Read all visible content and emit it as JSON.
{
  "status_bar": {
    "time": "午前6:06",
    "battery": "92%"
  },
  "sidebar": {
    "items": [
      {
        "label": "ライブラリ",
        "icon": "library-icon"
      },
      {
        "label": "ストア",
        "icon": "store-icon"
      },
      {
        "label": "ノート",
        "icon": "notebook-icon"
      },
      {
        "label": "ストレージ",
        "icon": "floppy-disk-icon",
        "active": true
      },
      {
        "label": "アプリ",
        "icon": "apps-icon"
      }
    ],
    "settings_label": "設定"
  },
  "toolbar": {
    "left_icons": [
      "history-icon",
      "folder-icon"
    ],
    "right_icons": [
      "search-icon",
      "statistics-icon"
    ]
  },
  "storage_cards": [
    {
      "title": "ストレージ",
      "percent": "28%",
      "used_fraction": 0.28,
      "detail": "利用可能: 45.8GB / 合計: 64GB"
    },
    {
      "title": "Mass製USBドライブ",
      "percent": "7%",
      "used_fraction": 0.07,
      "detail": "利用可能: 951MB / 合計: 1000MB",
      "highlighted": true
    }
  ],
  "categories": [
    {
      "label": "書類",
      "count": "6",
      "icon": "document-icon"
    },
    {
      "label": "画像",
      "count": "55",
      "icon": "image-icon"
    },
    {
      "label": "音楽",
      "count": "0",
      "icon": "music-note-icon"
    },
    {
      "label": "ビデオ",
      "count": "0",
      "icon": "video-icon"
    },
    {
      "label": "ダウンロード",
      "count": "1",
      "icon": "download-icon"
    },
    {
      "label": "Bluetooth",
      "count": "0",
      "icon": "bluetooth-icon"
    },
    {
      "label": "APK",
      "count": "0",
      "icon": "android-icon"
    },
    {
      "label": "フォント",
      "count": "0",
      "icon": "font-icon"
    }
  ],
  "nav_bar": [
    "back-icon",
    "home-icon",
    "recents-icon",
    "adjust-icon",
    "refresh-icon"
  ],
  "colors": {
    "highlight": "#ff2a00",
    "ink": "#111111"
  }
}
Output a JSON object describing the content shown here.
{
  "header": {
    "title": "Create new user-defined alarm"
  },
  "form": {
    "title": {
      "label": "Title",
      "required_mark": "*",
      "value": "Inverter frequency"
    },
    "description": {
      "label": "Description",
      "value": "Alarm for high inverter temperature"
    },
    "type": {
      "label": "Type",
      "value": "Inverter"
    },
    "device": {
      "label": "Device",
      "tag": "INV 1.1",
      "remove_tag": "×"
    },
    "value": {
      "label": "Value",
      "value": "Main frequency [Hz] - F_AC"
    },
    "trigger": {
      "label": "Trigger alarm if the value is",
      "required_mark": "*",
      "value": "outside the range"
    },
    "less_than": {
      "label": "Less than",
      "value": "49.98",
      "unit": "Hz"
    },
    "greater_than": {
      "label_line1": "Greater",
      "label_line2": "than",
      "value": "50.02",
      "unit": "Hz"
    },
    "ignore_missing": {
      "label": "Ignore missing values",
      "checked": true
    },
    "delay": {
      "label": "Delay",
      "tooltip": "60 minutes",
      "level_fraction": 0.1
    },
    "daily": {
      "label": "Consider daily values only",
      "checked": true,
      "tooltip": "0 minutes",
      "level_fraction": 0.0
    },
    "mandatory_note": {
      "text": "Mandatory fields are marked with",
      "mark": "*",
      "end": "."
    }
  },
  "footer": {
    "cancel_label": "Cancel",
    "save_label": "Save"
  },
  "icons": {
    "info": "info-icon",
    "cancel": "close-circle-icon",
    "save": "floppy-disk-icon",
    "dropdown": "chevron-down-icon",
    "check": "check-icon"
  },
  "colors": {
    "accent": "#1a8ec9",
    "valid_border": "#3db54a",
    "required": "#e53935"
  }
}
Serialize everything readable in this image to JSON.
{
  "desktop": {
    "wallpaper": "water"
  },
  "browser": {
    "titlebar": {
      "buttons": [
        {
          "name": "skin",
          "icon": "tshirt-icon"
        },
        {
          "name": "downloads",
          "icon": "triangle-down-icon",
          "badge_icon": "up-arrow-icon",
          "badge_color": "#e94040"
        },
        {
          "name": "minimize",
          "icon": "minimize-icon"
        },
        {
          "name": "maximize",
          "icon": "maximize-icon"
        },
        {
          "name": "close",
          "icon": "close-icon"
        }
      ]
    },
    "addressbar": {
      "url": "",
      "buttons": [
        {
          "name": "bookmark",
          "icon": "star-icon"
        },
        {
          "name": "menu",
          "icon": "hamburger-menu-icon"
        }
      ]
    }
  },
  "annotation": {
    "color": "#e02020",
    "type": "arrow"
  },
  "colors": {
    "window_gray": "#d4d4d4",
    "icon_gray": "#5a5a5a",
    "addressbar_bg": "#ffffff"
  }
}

What the task asks » Look above for every line with the word "detail" and copy it.

Full output »
      "detail": "利用可能: 45.8GB / 合計: 64GB"
      "detail": "利用可能: 951MB / 合計: 1000MB",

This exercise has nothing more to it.